Problem →
Write out each entry, exactly the way it appears.

──────────

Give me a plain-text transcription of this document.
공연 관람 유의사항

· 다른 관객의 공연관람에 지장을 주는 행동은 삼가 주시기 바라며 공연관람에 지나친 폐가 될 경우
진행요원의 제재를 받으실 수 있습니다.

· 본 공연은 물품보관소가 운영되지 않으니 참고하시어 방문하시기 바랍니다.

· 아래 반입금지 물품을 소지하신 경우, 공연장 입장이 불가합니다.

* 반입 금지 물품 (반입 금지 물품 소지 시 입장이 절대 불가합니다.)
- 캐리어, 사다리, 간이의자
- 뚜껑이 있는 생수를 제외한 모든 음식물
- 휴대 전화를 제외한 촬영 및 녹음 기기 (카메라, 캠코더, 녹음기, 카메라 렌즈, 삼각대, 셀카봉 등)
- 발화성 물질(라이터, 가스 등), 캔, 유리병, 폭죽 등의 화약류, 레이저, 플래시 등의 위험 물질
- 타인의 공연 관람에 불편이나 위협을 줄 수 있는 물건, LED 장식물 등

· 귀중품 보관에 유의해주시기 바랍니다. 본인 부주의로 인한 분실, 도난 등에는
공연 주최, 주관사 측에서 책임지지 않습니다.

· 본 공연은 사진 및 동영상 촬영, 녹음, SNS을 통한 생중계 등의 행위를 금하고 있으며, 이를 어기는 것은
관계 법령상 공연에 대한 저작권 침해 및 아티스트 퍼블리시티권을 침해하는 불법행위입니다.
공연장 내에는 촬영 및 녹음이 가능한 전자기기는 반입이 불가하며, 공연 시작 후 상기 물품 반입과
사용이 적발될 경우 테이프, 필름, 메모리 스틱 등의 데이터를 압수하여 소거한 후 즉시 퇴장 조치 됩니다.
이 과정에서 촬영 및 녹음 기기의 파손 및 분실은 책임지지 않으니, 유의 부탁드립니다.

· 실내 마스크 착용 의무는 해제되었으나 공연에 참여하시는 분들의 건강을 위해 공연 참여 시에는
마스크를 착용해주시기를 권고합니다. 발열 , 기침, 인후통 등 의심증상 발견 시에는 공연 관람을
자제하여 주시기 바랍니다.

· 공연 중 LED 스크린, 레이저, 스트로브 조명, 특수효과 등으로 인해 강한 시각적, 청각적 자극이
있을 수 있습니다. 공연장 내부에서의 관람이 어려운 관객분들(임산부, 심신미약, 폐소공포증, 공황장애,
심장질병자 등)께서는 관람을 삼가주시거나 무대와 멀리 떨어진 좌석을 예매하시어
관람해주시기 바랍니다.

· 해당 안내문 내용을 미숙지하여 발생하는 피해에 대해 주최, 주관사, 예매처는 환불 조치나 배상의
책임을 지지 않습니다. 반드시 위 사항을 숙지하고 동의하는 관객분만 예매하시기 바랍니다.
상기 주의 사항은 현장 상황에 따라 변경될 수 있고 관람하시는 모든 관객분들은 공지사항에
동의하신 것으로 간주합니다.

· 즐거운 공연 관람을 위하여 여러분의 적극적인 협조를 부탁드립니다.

──────────

Output →
Give me a plain-text transcription of this document.
공연 관람 유의사항

· 다른 관객의 공연관람에 지장을 주는 행동은 삼가 주시기 바라며 공연관람에 지나친 폐가 될 경우
진행요원의 제재를 받으실 수 있습니다.

· 본 공연은 물품보관소가 운영되지 않으니 참고하시어 방문하시기 바랍니다.

· 아래 반입금지 물품을 소지하신 경우, 공연장 입장이 불가합니다.

* 반입 금지 물품 (반입 금지 물품 소지 시 입장이 절대 불가합니다.)
- 캐리어, 사다리, 간이의자
- 뚜껑이 있는 생수를 제외한 모든 음식물
- 휴대 전화를 제외한 촬영 및 녹음 기기 (카메라, 캠코더, 녹음기, 카메라 렌즈, 삼각대, 셀카봉 등)
- 발화성 물질(라이터, 가스 등), 캔, 유리병, 폭죽 등의 화약류, 레이저, 플래시 등의 위험 물질
- 타인의 공연 관람에 불편이나 위협을 줄 수 있는 물건, LED 장식물 등

· 귀중품 보관에 유의해주시기 바랍니다. 본인 부주의로 인한 분실, 도난 등에는
공연 주최, 주관사 측에서 책임지지 않습니다.

· 본 공연은 사진 및 동영상 촬영, 녹음, SNS을 통한 생중계 등의 행위를 금하고 있으며, 이를 어기는 것은
관계 법령상 공연에 대한 저작권 침해 및 아티스트 퍼블리시티권을 침해하는 불법행위입니다.
공연장 내에는 촬영 및 녹음이 가능한 전자기기는 반입이 불가하며, 공연 시작 후 상기 물품 반입과
사용이 적발될 경우 테이프, 필름, 메모리 스틱 등의 데이터를 압수하여 소거한 후 즉시 퇴장 조치 됩니다.
이 과정에서 촬영 및 녹음 기기의 파손 및 분실은 책임지지 않으니, 유의 부탁드립니다.

· 실내 마스크 착용 의무는 해제되었으나 공연에 참여하시는 분들의 건강을 위해 공연 참여 시에는
마스크를 착용해주시기를 권고합니다. 발열 , 기침, 인후통 등 의심증상 발견 시에는 공연 관람을
자제하여 주시기 바랍니다.

· 공연 중 LED 스크린, 레이저, 스트로브 조명, 특수효과 등으로 인해 강한 시각적, 청각적 자극이
있을 수 있습니다. 공연장 내부에서의 관람이 어려운 관객분들(임산부, 심신미약, 폐소공포증, 공황장애,
심장질병자 등)께서는 관람을 삼가주시거나 무대와 멀리 떨어진 좌석을 예매하시어
관람해주시기 바랍니다.

· 해당 안내문 내용을 미숙지하여 발생하는 피해에 대해 주최, 주관사, 예매처는 환불 조치나 배상의
책임을 지지 않습니다. 반드시 위 사항을 숙지하고 동의하는 관객분만 예매하시기 바랍니다.
상기 주의 사항은 현장 상황에 따라 변경될 수 있고 관람하시는 모든 관객분들은 공지사항에
동의하신 것으로 간주합니다.

· 즐거운 공연 관람을 위하여 여러분의 적극적인 협조를 부탁드립니다.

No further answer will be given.